EXERCISE OBJECTIVE: Sort through the entries below and pull out lines containing the word "General".

═════ INPUT DATA

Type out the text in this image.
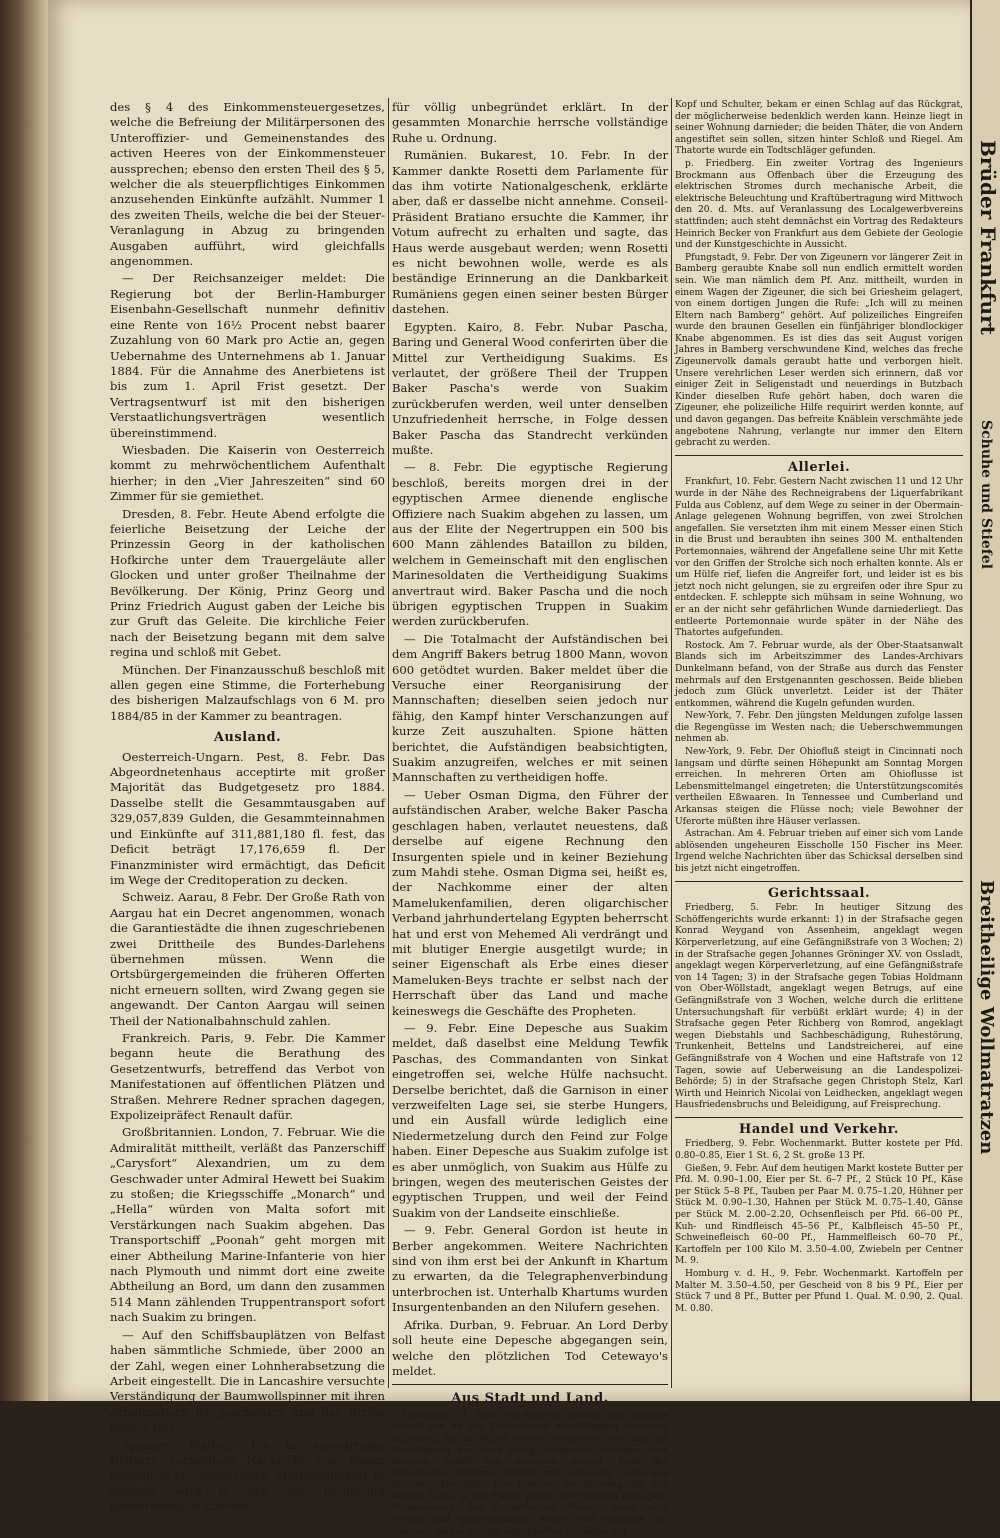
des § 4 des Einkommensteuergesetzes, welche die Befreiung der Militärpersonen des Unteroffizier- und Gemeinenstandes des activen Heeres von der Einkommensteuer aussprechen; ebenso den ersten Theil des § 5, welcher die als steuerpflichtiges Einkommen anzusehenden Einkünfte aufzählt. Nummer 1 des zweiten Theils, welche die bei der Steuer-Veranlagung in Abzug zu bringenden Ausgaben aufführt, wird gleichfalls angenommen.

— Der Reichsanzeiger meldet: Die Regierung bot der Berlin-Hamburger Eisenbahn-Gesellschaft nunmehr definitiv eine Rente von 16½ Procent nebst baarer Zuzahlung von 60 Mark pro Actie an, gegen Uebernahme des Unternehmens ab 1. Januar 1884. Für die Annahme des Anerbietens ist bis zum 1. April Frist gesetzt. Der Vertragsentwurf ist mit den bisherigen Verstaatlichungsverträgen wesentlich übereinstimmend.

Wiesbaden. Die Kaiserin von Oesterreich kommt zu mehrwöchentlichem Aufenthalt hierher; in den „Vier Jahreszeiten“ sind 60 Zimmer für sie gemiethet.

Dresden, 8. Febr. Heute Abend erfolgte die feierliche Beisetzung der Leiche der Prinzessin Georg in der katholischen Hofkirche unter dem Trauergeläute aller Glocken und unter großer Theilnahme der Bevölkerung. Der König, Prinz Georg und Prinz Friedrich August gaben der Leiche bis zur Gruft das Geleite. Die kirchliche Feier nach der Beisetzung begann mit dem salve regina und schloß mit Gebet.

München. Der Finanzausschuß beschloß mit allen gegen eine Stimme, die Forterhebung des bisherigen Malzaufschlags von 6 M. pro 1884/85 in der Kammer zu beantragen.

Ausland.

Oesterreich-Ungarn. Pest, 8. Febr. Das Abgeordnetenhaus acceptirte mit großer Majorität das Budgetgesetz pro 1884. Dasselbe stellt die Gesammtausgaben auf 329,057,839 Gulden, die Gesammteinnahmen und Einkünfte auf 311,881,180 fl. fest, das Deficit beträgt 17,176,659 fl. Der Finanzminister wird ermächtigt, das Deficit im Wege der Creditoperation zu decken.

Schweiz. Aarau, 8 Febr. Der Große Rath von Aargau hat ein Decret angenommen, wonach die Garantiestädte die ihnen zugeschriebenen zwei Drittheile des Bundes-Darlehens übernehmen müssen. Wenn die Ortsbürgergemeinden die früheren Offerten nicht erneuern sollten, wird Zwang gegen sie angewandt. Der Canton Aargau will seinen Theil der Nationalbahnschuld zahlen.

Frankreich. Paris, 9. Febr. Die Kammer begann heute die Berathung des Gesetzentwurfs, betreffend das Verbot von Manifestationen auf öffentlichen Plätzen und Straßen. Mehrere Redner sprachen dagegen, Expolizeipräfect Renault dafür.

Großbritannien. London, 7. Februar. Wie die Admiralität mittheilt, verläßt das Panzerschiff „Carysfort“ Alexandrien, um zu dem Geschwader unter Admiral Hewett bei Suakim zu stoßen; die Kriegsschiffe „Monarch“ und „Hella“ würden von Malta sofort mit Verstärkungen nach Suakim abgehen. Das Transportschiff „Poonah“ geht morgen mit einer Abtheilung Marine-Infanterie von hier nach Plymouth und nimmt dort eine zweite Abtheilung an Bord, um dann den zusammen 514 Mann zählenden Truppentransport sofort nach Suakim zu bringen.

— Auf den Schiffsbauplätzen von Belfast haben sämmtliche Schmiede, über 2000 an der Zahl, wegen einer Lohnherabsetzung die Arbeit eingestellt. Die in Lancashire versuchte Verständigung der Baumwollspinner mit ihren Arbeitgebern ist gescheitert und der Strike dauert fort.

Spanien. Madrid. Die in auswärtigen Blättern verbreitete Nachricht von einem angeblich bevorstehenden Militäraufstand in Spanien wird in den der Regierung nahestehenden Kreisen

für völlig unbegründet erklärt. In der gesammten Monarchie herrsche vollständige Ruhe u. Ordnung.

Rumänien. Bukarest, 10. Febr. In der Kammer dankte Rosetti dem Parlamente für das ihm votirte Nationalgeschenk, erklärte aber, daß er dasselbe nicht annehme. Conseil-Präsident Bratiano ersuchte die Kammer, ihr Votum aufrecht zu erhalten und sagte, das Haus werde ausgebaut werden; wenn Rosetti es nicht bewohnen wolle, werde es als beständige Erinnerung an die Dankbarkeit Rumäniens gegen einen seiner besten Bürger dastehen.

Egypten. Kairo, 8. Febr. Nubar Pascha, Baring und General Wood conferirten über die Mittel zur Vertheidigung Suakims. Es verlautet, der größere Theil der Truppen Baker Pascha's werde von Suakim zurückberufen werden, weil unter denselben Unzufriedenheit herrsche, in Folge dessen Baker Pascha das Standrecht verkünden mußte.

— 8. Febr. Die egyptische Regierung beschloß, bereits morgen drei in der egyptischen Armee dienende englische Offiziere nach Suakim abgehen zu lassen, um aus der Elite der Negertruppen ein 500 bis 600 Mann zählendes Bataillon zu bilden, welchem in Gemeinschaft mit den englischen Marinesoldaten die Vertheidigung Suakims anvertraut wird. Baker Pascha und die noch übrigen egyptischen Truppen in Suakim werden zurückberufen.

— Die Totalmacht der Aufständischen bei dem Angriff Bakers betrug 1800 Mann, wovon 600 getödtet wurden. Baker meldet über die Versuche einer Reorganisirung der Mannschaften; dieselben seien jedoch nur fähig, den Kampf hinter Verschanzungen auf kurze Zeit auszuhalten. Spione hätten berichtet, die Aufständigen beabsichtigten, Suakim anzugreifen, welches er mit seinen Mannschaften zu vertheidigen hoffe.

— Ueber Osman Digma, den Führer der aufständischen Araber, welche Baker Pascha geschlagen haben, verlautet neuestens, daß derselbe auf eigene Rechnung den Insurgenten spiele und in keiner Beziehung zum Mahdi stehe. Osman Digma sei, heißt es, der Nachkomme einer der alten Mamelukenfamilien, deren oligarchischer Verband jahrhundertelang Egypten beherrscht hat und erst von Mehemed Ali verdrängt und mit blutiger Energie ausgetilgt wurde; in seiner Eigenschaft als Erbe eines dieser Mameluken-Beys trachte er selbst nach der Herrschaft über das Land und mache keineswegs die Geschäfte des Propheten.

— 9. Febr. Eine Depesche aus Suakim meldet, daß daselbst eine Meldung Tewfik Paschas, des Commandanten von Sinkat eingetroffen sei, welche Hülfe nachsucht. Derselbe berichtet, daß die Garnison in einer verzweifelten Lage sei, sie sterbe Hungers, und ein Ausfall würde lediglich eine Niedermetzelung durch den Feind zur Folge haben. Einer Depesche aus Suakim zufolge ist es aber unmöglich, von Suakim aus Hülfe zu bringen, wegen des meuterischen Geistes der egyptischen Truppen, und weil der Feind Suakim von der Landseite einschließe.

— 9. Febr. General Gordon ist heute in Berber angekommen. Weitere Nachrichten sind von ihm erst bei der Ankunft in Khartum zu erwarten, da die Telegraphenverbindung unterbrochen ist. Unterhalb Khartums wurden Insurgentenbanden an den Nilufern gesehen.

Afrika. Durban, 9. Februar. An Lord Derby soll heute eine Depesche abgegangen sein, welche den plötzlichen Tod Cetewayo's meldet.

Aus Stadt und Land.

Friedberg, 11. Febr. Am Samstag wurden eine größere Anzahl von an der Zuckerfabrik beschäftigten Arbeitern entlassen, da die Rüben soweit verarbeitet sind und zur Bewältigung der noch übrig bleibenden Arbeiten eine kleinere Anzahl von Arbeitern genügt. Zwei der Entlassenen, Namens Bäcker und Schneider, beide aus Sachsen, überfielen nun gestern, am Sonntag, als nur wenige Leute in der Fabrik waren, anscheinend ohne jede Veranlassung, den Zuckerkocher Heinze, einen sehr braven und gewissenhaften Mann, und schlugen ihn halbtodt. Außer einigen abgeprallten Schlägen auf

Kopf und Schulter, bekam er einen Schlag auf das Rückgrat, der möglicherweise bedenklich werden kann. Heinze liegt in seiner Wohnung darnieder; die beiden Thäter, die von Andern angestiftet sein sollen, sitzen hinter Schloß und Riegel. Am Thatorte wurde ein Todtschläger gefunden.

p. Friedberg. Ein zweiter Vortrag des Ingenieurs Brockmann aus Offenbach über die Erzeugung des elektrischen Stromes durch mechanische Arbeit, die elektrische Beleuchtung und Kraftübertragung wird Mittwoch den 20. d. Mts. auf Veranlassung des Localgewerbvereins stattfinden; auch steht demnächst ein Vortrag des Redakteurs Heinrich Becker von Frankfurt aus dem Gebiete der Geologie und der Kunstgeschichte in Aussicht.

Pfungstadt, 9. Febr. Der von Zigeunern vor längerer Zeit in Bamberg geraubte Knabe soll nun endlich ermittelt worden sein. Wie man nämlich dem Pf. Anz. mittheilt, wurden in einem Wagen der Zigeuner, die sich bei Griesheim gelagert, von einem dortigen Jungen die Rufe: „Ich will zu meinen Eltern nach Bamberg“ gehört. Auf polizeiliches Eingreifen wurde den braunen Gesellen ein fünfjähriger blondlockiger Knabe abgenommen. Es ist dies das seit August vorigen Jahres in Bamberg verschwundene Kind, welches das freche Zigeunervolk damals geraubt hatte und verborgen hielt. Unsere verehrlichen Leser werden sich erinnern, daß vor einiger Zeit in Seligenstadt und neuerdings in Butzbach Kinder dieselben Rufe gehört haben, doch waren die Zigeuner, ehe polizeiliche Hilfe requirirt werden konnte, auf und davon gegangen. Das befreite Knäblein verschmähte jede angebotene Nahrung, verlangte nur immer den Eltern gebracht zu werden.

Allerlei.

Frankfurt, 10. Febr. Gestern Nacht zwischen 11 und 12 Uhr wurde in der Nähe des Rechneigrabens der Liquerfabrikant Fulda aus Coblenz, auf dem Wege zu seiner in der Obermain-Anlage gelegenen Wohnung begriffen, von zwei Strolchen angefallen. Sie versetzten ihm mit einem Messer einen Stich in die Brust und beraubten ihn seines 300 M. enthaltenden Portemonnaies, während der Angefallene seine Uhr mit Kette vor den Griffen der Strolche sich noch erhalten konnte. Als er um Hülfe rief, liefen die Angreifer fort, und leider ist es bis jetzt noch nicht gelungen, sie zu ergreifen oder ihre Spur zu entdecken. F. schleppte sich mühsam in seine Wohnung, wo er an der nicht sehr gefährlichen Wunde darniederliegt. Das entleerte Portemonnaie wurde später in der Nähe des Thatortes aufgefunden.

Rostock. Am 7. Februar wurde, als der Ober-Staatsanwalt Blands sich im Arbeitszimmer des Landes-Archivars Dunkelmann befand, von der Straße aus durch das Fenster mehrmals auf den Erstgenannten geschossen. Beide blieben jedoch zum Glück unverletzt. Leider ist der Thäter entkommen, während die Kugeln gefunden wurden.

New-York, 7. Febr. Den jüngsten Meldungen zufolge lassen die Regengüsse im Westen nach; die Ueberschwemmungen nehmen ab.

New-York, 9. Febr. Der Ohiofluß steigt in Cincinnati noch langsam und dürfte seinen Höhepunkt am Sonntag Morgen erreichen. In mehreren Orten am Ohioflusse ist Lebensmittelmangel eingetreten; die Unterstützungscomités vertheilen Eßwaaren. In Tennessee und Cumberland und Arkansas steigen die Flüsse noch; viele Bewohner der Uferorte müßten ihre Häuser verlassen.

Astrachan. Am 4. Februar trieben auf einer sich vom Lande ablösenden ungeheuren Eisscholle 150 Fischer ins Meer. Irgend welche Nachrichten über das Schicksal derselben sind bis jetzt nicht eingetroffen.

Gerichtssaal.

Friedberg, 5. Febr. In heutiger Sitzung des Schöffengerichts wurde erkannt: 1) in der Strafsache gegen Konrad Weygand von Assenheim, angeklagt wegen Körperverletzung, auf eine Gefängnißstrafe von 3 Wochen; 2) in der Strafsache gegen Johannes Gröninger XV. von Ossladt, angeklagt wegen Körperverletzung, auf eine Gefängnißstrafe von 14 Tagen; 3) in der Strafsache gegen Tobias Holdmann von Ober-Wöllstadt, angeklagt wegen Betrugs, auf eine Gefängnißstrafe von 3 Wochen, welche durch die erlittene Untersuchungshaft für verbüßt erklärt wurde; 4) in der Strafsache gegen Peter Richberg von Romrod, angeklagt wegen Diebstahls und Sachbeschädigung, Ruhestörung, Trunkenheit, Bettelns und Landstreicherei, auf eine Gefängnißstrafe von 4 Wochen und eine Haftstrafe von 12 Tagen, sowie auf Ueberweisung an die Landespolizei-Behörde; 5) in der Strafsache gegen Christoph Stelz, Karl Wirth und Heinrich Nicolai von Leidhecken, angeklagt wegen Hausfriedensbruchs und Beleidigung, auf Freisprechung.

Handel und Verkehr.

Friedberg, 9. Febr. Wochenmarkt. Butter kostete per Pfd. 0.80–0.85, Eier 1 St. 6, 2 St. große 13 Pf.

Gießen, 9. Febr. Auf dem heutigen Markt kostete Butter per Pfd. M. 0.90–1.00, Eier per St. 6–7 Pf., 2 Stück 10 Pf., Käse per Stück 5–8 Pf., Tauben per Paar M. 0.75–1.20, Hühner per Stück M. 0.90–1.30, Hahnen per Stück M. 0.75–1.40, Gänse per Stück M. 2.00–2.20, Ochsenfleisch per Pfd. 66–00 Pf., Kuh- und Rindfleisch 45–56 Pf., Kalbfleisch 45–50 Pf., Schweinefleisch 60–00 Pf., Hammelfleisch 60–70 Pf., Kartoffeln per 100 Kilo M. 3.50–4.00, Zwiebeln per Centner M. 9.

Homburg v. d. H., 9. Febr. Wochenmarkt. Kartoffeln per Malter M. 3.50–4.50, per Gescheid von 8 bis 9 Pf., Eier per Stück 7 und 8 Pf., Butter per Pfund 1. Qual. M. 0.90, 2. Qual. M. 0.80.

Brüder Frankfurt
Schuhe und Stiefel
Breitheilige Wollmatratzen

══════════

FINAL ANSWER:
Egypten. Kairo, 8. Febr. Nubar Pascha, Baring und General Wood conferirten über die Mittel zur Vertheidigung Suakims. Es verlautet, der größere Theil der Truppen Baker Pascha's werde von Suakim zurückberufen werden, weil unter denselben Unzufriedenheit herrsche, in Folge dessen Baker Pascha das Standrecht verkünden mußte.
— 9. Febr. General Gordon ist heute in Berber angekommen. Weitere Nachrichten sind von ihm erst bei der Ankunft in Khartum zu erwarten, da die Telegraphenverbindung unterbrochen ist. Unterhalb Khartums wurden Insurgentenbanden an den Nilufern gesehen.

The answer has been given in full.